▶ STATED PROBLEM
Would you return the complete listing below word for word?
......
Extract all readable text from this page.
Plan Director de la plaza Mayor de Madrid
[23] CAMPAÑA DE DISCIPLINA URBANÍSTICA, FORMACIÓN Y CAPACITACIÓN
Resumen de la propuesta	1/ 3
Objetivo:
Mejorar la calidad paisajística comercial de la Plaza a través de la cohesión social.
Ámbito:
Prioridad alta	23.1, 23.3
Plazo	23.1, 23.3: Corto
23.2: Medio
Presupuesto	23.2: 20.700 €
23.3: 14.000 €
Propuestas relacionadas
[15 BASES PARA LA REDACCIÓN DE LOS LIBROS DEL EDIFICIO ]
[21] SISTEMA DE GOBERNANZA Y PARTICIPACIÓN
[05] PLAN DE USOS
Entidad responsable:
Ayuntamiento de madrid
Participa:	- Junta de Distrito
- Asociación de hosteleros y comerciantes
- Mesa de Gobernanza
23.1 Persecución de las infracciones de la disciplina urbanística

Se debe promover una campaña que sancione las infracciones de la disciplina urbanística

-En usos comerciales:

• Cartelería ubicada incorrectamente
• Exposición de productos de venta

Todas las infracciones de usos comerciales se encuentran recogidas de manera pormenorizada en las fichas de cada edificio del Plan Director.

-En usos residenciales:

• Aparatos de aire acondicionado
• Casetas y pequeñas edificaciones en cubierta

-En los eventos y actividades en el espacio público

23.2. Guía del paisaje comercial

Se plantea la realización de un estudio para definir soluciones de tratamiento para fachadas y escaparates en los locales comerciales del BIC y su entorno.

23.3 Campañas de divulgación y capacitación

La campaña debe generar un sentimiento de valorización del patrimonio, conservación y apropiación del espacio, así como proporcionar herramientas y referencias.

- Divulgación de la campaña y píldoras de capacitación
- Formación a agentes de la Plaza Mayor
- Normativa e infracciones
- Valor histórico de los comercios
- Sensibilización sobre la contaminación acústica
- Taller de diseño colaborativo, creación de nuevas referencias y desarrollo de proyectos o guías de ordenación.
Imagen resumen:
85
......
▶ FINAL ANSWER
Extract all readable text from this page.
Plan Director de la plaza Mayor de Madrid
[23] CAMPAÑA DE DISCIPLINA URBANÍSTICA, FORMACIÓN Y CAPACITACIÓN
Resumen de la propuesta	1/ 3
Objetivo:
Mejorar la calidad paisajística comercial de la Plaza a través de la cohesión social.
Ámbito:
Prioridad alta	23.1, 23.3
Plazo	23.1, 23.3: Corto
23.2: Medio
Presupuesto	23.2: 20.700 €
23.3: 14.000 €
Propuestas relacionadas
[15 BASES PARA LA REDACCIÓN DE LOS LIBROS DEL EDIFICIO ]
[21] SISTEMA DE GOBERNANZA Y PARTICIPACIÓN
[05] PLAN DE USOS
Entidad responsable:
Ayuntamiento de madrid
Participa:	- Junta de Distrito
- Asociación de hosteleros y comerciantes
- Mesa de Gobernanza
23.1 Persecución de las infracciones de la disciplina urbanística

Se debe promover una campaña que sancione las infracciones de la disciplina urbanística

-En usos comerciales:

• Cartelería ubicada incorrectamente
• Exposición de productos de venta

Todas las infracciones de usos comerciales se encuentran recogidas de manera pormenorizada en las fichas de cada edificio del Plan Director.

-En usos residenciales:

• Aparatos de aire acondicionado
• Casetas y pequeñas edificaciones en cubierta

-En los eventos y actividades en el espacio público

23.2. Guía del paisaje comercial

Se plantea la realización de un estudio para definir soluciones de tratamiento para fachadas y escaparates en los locales comerciales del BIC y su entorno.

23.3 Campañas de divulgación y capacitación

La campaña debe generar un sentimiento de valorización del patrimonio, conservación y apropiación del espacio, así como proporcionar herramientas y referencias.

- Divulgación de la campaña y píldoras de capacitación
- Formación a agentes de la Plaza Mayor
- Normativa e infracciones
- Valor histórico de los comercios
- Sensibilización sobre la contaminación acústica
- Taller de diseño colaborativo, creación de nuevas referencias y desarrollo de proyectos o guías de ordenación.
Imagen resumen:
85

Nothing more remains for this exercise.